Dataset items:
——————————

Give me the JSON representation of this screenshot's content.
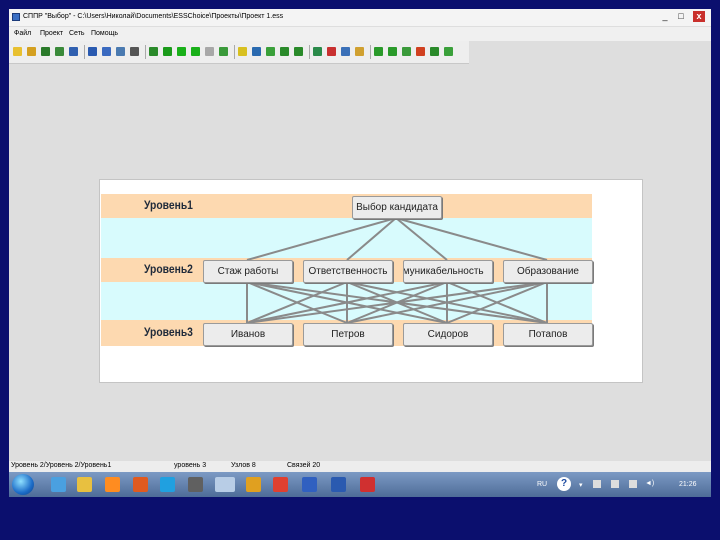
{
  "window": {
    "title": "СППР \"Выбор\" - C:\\Users\\Николай\\Documents\\ESSChoice\\Проекты\\Проект 1.ess",
    "minimize_symbol": "_",
    "maximize_symbol": "□",
    "close_symbol": "x"
  },
  "menu": [
    "Файл",
    "Проект",
    "Сеть",
    "Помощь"
  ],
  "toolbar": {
    "icons": [
      "new-icon",
      "open-icon",
      "save-icon",
      "save-as-icon",
      "print-icon",
      "copy-icon",
      "paste-icon",
      "table-icon",
      "properties-icon",
      "tree-icon",
      "run-icon",
      "play-icon",
      "play-icon",
      "settings-icon",
      "export-icon",
      "chart-icon",
      "search-icon",
      "network-icon",
      "node-icon",
      "node-icon",
      "refresh-icon",
      "image-icon",
      "zoom-icon",
      "flag-icon",
      "link-icon",
      "arrow-icon",
      "arrow-icon",
      "pointer-icon",
      "edit-icon",
      "up-icon"
    ]
  },
  "hierarchy": {
    "levels": [
      {
        "label": "Уровень1",
        "band_color": "#fdd9b0"
      },
      {
        "label": "Уровень2",
        "band_color": "#fdd9b0"
      },
      {
        "label": "Уровень3",
        "band_color": "#fdd9b0"
      }
    ],
    "gap_color": "#d8fbfd",
    "goal": "Выбор кандидата",
    "criteria": [
      "Стаж работы",
      "Ответственность",
      "Коммуникабельность",
      "Образование"
    ],
    "alternatives": [
      "Иванов",
      "Петров",
      "Сидоров",
      "Потапов"
    ]
  },
  "statusbar": {
    "left": "Уровень 2/Уровень 2/Уровень1",
    "mid1": "уровень 3",
    "mid2": "Узлов 8",
    "mid3": "Связей 20"
  },
  "taskbar": {
    "apps": [
      "ie-icon",
      "explorer-icon",
      "media-icon",
      "firefox-icon",
      "skype-icon",
      "app-icon",
      "choice-app-icon",
      "app2-icon",
      "pdf-icon",
      "save-icon",
      "word-icon",
      "acrobat-icon"
    ],
    "language": "RU",
    "clock": "21:26"
  }
}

——————————

→ WORK TO COMPLETE
From the data above, write out everything exactly except the pictures.

→ SOLUTION TO THIS EXERCISE
Give me the JSON representation of this screenshot's content.
{
  "window": {
    "title": "СППР \"Выбор\" - C:\\Users\\Николай\\Documents\\ESSChoice\\Проекты\\Проект 1.ess",
    "minimize_symbol": "_",
    "maximize_symbol": "□",
    "close_symbol": "x"
  },
  "menu": [
    "Файл",
    "Проект",
    "Сеть",
    "Помощь"
  ],
  "toolbar": {
    "icons": [
      "new-icon",
      "open-icon",
      "save-icon",
      "save-as-icon",
      "print-icon",
      "copy-icon",
      "paste-icon",
      "table-icon",
      "properties-icon",
      "tree-icon",
      "run-icon",
      "play-icon",
      "play-icon",
      "settings-icon",
      "export-icon",
      "chart-icon",
      "search-icon",
      "network-icon",
      "node-icon",
      "node-icon",
      "refresh-icon",
      "image-icon",
      "zoom-icon",
      "flag-icon",
      "link-icon",
      "arrow-icon",
      "arrow-icon",
      "pointer-icon",
      "edit-icon",
      "up-icon"
    ]
  },
  "hierarchy": {
    "levels": [
      {
        "label": "Уровень1",
        "band_color": "#fdd9b0"
      },
      {
        "label": "Уровень2",
        "band_color": "#fdd9b0"
      },
      {
        "label": "Уровень3",
        "band_color": "#fdd9b0"
      }
    ],
    "gap_color": "#d8fbfd",
    "goal": "Выбор кандидата",
    "criteria": [
      "Стаж работы",
      "Ответственность",
      "Коммуникабельность",
      "Образование"
    ],
    "alternatives": [
      "Иванов",
      "Петров",
      "Сидоров",
      "Потапов"
    ]
  },
  "statusbar": {
    "left": "Уровень 2/Уровень 2/Уровень1",
    "mid1": "уровень 3",
    "mid2": "Узлов 8",
    "mid3": "Связей 20"
  },
  "taskbar": {
    "apps": [
      "ie-icon",
      "explorer-icon",
      "media-icon",
      "firefox-icon",
      "skype-icon",
      "app-icon",
      "choice-app-icon",
      "app2-icon",
      "pdf-icon",
      "save-icon",
      "word-icon",
      "acrobat-icon"
    ],
    "language": "RU",
    "clock": "21:26"
  }
}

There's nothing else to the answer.